EXTRAIT DU TEXTE ▸
|---|
Ils sont condamnés à pêcher dans les eaux troubles, dans les mares, dans des flaques d’eau qu’ils agitent pour leur donner l’illusion de la profondeur. Cela équivaut pour une grande majorité à se noyer dans un verre d’eau presque vide. Alors, pour celui qui a décidé de marcher dans son désert, nul chemin de traverse n’est possible. Il faut tenir le soleil qui s’abat sur nos têtes. Il faut résister à la soif et être taillé pour le vide. C’est là qu’arrive cet instant où l’on dit non à tout ce qui use l’âme, à commencer par la foule, par les faux amis, par les hypocrites, par tous les bonimenteurs, par les lâches et les minables de tout acabit.
C’est là qu’arrive cet instant où l’on doit tourner le dos au conglomérat des imbéciles de tous genres.
C’est là qu’il faut fermer sa porte à tous ceux qui ne se bougent pas, qui stagnent, qui font du surplace en continu, tels des pantins disloqués, qui sont incapables de se rendre compte qu’ils portent des chaînes. Ceux qui restent constamment figés comme des momies en décomposition, car tout changement leur fait peur, parce que l’immobilité les ravage en sourdine. Pourtant, ils pensent vivre et être libres. Ceux-ci tentent uniquement de survivre ; et au fond de leurs viscères, ils le savent bien qu’ils s’appliquent en continu, dans une débauche d’énergie latente à vouloir le masquer. Pourtant, pour l’homme qui a choisi les chemins les plus durs, il ne faut pas que survivre, il faut surtout trouver les moyens de revivre. Le combat spirituel est aussi brutal que la bataille d’hommes, avait dit Arthur Rimbaud. Le combat de l’esprit avec soi-même avant de songer à confronter l’esprit des autres, enfin, ceux qui peuvent en avoir, car l’esprit est de toutes les qualités celle qui manque cruellement à l’espèce humaine. C’est ce même esprit qui nous fait comprendre que la valeur des choses n’est pas dans la durée, mais dans l’intensité où elles arrivent. C’est pour cela qu’il existe des moments inoubliables, des choses inexplicables et des personnes incomparables, selon Fernando Pessoa.
Des individus qui continuent de vivre en nous longtemps après leur départ. Des esprits qui volent au-dessus de la plèbe. Des âmes anciennes qui portent dans leur sillage des vertus de temps immémoriaux. Autrement dit, c’est parce que l’intuition est surhumaine qu’il faut la croire; c’est parce qu’elle est mystérieuse qu’il faut l’écouter ; c’est parce qu’elle semble obscure qu’elle est lumineuse, précisait Victor Hugo. Cette lumière qui découle nécessairement de la force et de la pureté de cet esprit qui a tant voyagé, qui a sillonné le monde en pèlerin. Car, ce qui est nécessaire après tout, c’est juste ceci : la solitude, l’immense solitude intérieure. Marcher au fond de soi et ne rencontrer personne pendant des heures, des jours, des mois. C’est cet état que l’individu doit être capable d’atteindre, comme on peut le vérifier chez Rainer Maria Rilke.
|---|
DONNÉES EXTRAITES ▸
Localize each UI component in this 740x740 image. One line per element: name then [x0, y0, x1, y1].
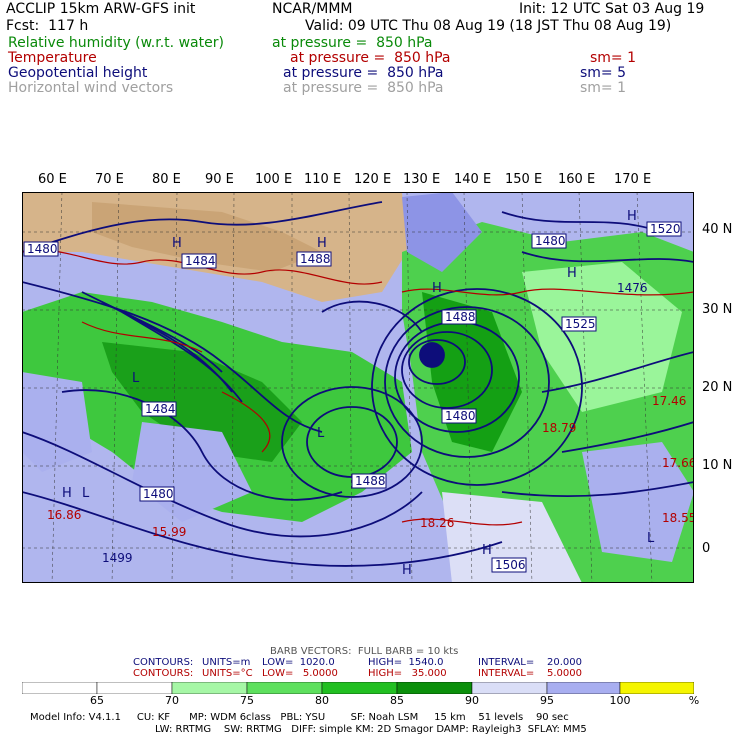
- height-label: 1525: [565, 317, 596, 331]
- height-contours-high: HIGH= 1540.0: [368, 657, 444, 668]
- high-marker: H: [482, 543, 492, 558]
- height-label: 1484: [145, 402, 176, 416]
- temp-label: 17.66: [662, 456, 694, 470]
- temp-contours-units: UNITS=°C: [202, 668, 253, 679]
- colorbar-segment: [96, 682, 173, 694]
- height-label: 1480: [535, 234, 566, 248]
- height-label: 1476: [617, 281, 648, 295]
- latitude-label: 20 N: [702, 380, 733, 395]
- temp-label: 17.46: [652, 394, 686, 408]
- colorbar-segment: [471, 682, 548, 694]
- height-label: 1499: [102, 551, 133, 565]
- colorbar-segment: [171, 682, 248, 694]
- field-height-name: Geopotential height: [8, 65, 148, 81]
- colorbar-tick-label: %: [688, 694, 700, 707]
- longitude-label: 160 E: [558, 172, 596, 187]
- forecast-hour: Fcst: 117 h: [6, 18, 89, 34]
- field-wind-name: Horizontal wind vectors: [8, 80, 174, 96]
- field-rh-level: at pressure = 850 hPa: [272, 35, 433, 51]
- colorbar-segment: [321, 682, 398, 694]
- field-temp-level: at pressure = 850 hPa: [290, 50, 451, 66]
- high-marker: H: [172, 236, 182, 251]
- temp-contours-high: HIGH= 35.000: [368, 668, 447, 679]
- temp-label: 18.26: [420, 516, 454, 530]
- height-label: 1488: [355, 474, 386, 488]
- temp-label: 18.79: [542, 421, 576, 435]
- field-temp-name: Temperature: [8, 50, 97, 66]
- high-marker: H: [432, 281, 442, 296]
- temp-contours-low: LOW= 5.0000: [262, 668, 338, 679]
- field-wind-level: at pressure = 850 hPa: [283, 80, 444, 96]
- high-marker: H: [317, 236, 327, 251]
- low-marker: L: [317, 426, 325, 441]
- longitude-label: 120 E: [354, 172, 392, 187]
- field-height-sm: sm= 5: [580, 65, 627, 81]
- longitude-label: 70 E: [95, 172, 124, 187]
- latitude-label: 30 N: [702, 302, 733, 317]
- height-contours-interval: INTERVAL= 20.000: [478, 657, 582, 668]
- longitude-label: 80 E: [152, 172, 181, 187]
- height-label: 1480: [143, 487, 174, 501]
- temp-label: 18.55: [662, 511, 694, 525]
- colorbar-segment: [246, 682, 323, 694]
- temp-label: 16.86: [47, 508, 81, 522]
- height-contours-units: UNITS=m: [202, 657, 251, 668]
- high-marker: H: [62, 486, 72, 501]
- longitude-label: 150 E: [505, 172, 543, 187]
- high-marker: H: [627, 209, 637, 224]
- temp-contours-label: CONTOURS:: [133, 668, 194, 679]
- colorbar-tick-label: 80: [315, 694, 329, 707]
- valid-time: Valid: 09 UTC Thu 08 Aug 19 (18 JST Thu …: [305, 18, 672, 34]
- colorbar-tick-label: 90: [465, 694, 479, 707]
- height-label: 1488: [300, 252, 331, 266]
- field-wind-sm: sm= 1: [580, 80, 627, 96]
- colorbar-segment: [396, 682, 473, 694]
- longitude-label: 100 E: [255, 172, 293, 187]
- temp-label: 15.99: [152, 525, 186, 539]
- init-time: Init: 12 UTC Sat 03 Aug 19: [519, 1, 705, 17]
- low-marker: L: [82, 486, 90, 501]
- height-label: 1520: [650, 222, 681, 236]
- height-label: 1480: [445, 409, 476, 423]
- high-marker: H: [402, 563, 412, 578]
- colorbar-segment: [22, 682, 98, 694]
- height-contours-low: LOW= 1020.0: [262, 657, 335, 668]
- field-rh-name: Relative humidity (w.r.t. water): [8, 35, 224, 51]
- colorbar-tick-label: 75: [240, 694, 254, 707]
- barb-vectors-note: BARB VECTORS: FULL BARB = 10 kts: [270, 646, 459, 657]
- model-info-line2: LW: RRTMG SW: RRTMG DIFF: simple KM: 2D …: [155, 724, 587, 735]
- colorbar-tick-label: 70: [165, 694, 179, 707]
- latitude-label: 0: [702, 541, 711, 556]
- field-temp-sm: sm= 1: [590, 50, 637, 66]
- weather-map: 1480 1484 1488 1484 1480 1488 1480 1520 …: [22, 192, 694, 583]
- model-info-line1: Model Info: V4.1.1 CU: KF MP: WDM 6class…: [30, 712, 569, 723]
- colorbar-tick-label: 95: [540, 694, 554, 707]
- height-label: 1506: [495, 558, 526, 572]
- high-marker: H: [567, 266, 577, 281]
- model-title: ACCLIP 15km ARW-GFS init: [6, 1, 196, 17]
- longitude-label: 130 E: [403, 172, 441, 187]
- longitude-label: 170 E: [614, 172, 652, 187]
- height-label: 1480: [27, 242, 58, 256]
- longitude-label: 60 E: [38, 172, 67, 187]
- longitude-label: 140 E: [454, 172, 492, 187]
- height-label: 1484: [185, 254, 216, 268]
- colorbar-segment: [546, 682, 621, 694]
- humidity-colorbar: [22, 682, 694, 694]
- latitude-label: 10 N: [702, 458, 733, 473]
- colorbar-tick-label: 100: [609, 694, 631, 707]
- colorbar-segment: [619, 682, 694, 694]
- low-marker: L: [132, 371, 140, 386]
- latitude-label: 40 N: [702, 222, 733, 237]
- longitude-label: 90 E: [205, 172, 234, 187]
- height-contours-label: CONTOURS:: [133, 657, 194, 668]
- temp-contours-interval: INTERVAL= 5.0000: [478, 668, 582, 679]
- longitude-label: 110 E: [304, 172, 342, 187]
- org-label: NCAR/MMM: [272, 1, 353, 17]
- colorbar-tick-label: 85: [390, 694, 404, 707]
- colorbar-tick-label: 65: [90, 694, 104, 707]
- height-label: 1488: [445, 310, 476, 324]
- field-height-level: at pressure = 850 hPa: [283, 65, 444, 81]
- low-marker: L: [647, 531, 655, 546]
|---|
CONSIGNE ▸
Extrais du texte sur la solitude intérieure le passage allant de « Ils sont condamnés » jusqu'à « de tous genres. » inclus, sans rien y changer.

SOLUTION ▸
Ils sont condamnés à pêcher dans les eaux troubles, dans les mares, dans des flaques d’eau qu’ils agitent pour leur donner l’illusion de la profondeur. Cela équivaut pour une grande majorité à se noyer dans un verre d’eau presque vide. Alors, pour celui qui a décidé de marcher dans son désert, nul chemin de traverse n’est possible. Il faut tenir le soleil qui s’abat sur nos têtes. Il faut résister à la soif et être taillé pour le vide. C’est là qu’arrive cet instant où l’on dit non à tout ce qui use l’âme, à commencer par la foule, par les faux amis, par les hypocrites, par tous les bonimenteurs, par les lâches et les minables de tout acabit.
C’est là qu’arrive cet instant où l’on doit tourner le dos au conglomérat des imbéciles de tous genres.